PROBLEM DETAILS
Copy out the records without any change, from their first line through the line containing "bar-2010 — [1290, 284, 1563, 295]", both included.

# START OF DATA TO USE

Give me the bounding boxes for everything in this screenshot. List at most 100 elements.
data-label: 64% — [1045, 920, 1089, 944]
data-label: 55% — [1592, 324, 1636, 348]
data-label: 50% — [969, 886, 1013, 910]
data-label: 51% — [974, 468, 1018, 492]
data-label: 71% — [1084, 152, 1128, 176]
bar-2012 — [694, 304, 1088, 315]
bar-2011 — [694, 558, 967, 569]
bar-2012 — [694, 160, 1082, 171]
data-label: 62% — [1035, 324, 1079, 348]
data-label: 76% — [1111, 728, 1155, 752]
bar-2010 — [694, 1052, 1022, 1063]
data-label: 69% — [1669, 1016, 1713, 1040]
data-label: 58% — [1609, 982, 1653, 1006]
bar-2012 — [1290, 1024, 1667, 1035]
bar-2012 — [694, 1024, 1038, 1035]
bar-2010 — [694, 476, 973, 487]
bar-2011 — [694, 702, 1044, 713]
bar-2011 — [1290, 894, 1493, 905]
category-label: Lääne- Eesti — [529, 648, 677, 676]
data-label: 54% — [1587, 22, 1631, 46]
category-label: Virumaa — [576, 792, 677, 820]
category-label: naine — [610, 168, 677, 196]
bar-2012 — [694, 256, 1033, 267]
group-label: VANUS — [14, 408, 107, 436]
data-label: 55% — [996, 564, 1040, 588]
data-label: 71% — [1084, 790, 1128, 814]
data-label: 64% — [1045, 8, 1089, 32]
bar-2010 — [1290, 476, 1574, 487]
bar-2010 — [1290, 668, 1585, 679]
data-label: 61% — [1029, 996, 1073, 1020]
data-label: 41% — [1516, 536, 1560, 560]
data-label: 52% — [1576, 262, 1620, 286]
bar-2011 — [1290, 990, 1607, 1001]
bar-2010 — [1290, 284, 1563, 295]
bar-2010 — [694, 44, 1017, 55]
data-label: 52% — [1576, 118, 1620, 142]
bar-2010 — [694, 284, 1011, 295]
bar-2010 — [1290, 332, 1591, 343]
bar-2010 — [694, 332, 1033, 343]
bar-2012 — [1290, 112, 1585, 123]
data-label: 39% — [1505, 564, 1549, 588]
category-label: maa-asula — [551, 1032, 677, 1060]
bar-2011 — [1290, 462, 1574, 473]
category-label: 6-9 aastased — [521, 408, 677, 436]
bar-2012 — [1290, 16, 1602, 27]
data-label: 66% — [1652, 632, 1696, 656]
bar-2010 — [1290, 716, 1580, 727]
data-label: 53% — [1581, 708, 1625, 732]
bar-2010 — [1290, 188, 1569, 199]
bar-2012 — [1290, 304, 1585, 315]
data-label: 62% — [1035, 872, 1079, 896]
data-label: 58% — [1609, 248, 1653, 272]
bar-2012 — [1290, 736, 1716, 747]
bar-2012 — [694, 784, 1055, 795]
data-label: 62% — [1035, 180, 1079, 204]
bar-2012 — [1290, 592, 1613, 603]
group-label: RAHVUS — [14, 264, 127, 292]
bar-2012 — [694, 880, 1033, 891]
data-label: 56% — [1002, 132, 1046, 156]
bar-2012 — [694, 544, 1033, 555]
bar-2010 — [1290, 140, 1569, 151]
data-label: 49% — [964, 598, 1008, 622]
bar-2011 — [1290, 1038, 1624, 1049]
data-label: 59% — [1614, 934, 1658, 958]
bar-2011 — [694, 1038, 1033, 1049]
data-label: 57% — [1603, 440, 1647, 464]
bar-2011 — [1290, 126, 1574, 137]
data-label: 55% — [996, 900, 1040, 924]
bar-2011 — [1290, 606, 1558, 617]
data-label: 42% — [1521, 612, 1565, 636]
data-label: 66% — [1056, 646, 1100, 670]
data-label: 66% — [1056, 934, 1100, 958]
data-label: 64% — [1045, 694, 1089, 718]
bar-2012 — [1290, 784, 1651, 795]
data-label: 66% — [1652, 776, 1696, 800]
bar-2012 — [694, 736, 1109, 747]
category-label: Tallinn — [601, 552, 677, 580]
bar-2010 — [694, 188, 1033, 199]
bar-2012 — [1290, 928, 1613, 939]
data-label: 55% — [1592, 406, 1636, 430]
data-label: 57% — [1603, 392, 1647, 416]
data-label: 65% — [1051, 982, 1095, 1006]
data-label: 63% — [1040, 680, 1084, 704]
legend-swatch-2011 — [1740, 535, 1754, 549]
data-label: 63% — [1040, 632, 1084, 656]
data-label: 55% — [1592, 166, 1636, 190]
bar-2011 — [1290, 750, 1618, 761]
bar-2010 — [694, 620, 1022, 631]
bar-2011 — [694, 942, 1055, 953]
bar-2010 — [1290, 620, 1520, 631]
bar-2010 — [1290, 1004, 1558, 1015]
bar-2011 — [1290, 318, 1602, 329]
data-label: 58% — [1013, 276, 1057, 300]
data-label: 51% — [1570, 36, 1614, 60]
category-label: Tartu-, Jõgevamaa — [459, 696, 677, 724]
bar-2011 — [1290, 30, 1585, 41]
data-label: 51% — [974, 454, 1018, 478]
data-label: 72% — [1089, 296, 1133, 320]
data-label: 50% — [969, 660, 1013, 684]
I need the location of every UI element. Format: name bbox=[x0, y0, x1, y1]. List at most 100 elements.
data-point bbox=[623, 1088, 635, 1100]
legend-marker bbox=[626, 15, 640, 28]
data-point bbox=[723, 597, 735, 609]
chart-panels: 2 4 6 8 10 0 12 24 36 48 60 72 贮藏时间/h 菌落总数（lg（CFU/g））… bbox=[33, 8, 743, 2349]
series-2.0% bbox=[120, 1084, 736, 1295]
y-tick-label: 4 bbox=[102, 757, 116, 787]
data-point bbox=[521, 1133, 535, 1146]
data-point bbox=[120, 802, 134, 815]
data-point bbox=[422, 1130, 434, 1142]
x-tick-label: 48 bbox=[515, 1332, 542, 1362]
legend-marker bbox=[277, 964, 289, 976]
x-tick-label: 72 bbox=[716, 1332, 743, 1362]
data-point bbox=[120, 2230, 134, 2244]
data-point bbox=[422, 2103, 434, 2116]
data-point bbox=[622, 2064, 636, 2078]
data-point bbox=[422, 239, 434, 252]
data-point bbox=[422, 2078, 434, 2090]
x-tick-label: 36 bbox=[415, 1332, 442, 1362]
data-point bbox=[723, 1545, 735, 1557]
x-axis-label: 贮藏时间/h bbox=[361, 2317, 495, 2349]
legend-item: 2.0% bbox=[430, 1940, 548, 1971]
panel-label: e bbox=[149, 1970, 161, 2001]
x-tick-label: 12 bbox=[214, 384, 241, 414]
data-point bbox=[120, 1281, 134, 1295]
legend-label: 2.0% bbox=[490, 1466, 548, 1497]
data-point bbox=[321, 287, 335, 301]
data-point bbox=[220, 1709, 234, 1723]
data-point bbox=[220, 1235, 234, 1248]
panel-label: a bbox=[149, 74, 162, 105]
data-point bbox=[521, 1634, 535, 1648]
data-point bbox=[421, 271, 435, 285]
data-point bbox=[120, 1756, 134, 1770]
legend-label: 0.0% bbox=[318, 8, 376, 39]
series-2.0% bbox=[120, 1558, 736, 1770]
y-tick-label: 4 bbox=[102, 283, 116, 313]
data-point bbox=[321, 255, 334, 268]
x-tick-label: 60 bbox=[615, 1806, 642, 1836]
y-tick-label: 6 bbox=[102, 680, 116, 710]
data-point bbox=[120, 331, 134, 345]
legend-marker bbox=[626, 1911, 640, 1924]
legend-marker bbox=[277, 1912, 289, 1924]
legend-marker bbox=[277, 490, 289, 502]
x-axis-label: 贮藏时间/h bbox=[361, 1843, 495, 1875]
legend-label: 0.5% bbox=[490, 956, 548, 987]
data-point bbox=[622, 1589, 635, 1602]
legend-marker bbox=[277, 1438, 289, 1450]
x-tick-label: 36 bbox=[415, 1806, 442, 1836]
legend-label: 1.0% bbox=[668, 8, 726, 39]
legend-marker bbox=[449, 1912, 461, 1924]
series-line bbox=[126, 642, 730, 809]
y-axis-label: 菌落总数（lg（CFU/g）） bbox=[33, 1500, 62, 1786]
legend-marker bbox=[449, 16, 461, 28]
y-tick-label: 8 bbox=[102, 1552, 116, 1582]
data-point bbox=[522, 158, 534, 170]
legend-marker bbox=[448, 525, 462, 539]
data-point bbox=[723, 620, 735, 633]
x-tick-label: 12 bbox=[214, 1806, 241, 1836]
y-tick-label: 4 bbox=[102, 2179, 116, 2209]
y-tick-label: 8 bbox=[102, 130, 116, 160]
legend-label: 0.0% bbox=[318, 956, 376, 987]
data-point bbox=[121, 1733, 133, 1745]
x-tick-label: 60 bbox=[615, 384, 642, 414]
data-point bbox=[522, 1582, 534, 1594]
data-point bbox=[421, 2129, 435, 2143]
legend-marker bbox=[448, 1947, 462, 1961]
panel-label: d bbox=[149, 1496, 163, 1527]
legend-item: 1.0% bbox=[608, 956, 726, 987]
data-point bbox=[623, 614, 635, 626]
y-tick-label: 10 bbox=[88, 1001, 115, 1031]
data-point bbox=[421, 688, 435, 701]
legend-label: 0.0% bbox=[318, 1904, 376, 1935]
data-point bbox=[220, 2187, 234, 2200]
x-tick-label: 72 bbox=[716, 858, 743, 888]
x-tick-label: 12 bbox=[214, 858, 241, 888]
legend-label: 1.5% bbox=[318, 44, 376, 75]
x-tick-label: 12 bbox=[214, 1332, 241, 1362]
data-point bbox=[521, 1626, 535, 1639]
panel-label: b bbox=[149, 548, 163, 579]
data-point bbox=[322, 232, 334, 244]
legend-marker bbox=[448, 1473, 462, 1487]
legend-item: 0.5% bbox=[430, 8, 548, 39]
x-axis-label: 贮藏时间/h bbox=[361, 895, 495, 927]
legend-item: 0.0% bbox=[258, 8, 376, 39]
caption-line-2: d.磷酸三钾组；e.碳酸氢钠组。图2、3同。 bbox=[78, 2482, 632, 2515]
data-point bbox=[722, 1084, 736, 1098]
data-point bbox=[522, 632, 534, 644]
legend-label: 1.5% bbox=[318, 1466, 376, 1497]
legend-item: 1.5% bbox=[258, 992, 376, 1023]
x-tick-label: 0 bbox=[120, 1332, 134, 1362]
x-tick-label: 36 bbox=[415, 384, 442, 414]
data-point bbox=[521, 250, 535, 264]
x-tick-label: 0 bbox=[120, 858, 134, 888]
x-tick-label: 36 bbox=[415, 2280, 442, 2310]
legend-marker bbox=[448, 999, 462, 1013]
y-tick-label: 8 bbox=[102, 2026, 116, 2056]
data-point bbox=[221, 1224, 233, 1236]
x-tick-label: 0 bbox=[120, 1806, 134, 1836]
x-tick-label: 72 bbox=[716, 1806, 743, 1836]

# END OF DATA TO USE

WRITTEN RESPONSE
Give me the bounding boxes for everything in this screenshot. List at most 100 elements.
data-label: 64% — [1045, 920, 1089, 944]
data-label: 55% — [1592, 324, 1636, 348]
data-label: 50% — [969, 886, 1013, 910]
data-label: 51% — [974, 468, 1018, 492]
data-label: 71% — [1084, 152, 1128, 176]
bar-2012 — [694, 304, 1088, 315]
bar-2011 — [694, 558, 967, 569]
bar-2012 — [694, 160, 1082, 171]
data-label: 62% — [1035, 324, 1079, 348]
data-label: 76% — [1111, 728, 1155, 752]
bar-2010 — [694, 1052, 1022, 1063]
data-label: 69% — [1669, 1016, 1713, 1040]
data-label: 58% — [1609, 982, 1653, 1006]
bar-2012 — [1290, 1024, 1667, 1035]
bar-2012 — [694, 1024, 1038, 1035]
bar-2010 — [694, 476, 973, 487]
bar-2011 — [694, 702, 1044, 713]
bar-2011 — [1290, 894, 1493, 905]
category-label: Lääne- Eesti — [529, 648, 677, 676]
data-label: 54% — [1587, 22, 1631, 46]
category-label: Virumaa — [576, 792, 677, 820]
category-label: naine — [610, 168, 677, 196]
bar-2012 — [694, 256, 1033, 267]
group-label: VANUS — [14, 408, 107, 436]
data-label: 55% — [996, 564, 1040, 588]
data-label: 71% — [1084, 790, 1128, 814]
data-label: 64% — [1045, 8, 1089, 32]
bar-2010 — [1290, 476, 1574, 487]
bar-2010 — [1290, 668, 1585, 679]
data-label: 61% — [1029, 996, 1073, 1020]
data-label: 41% — [1516, 536, 1560, 560]
data-label: 52% — [1576, 262, 1620, 286]
bar-2011 — [1290, 990, 1607, 1001]
bar-2010 — [1290, 284, 1563, 295]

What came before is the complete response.